## start Dataset records
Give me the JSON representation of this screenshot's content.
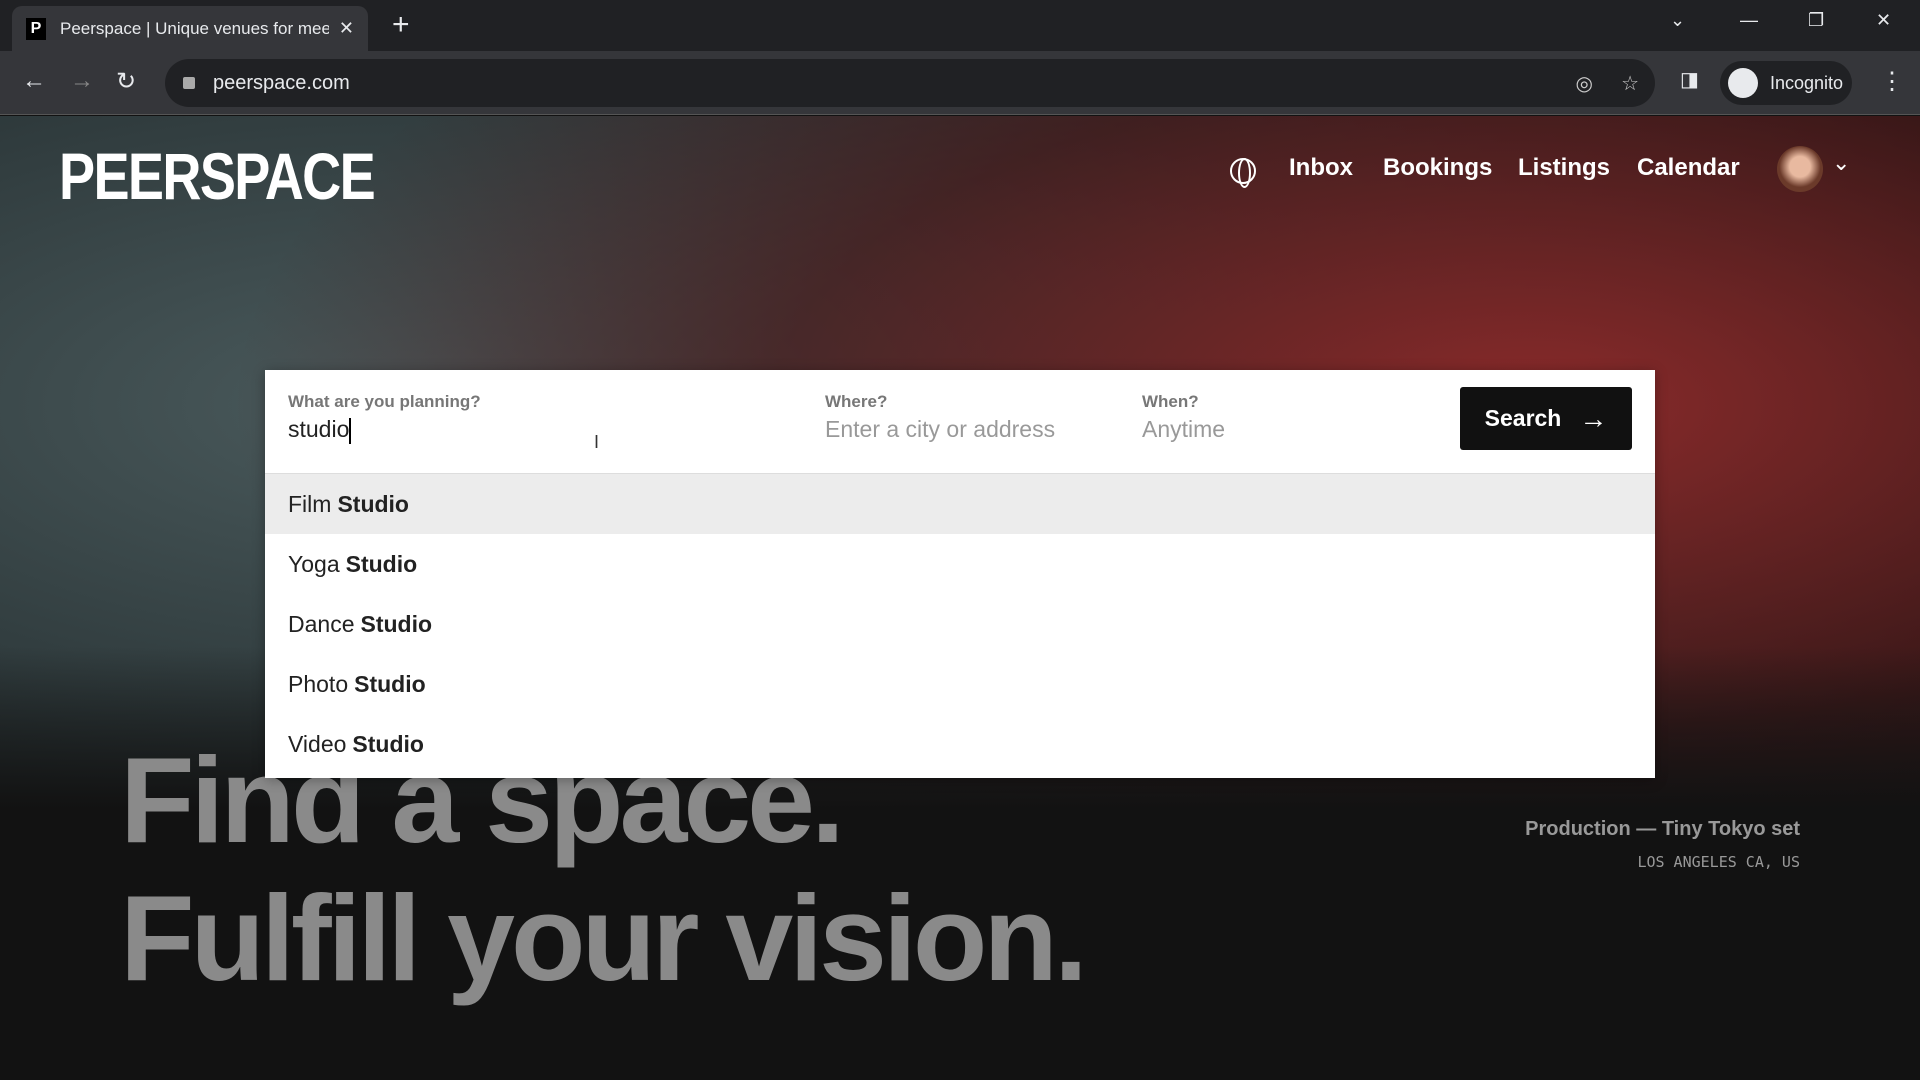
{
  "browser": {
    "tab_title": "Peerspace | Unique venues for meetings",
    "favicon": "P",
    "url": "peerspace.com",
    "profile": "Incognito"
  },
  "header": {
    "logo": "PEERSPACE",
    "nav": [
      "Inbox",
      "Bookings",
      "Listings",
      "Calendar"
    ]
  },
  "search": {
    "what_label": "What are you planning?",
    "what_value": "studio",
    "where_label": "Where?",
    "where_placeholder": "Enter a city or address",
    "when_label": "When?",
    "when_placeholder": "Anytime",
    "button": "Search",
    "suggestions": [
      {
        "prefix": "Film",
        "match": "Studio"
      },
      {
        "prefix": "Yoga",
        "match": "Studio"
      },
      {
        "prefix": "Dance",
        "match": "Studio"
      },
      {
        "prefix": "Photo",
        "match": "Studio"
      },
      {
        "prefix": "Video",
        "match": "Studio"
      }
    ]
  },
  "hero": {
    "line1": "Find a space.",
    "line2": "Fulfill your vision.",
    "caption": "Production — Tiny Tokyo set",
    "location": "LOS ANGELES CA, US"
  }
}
## end Dataset records
## Goal of the exercise
Repeat all of the records verbatim, leaving out the pictures.

## Exercise output
Give me the JSON representation of this screenshot's content.
{
  "browser": {
    "tab_title": "Peerspace | Unique venues for meetings",
    "favicon": "P",
    "url": "peerspace.com",
    "profile": "Incognito"
  },
  "header": {
    "logo": "PEERSPACE",
    "nav": [
      "Inbox",
      "Bookings",
      "Listings",
      "Calendar"
    ]
  },
  "search": {
    "what_label": "What are you planning?",
    "what_value": "studio",
    "where_label": "Where?",
    "where_placeholder": "Enter a city or address",
    "when_label": "When?",
    "when_placeholder": "Anytime",
    "button": "Search",
    "suggestions": [
      {
        "prefix": "Film",
        "match": "Studio"
      },
      {
        "prefix": "Yoga",
        "match": "Studio"
      },
      {
        "prefix": "Dance",
        "match": "Studio"
      },
      {
        "prefix": "Photo",
        "match": "Studio"
      },
      {
        "prefix": "Video",
        "match": "Studio"
      }
    ]
  },
  "hero": {
    "line1": "Find a space.",
    "line2": "Fulfill your vision.",
    "caption": "Production — Tiny Tokyo set",
    "location": "LOS ANGELES CA, US"
  }
}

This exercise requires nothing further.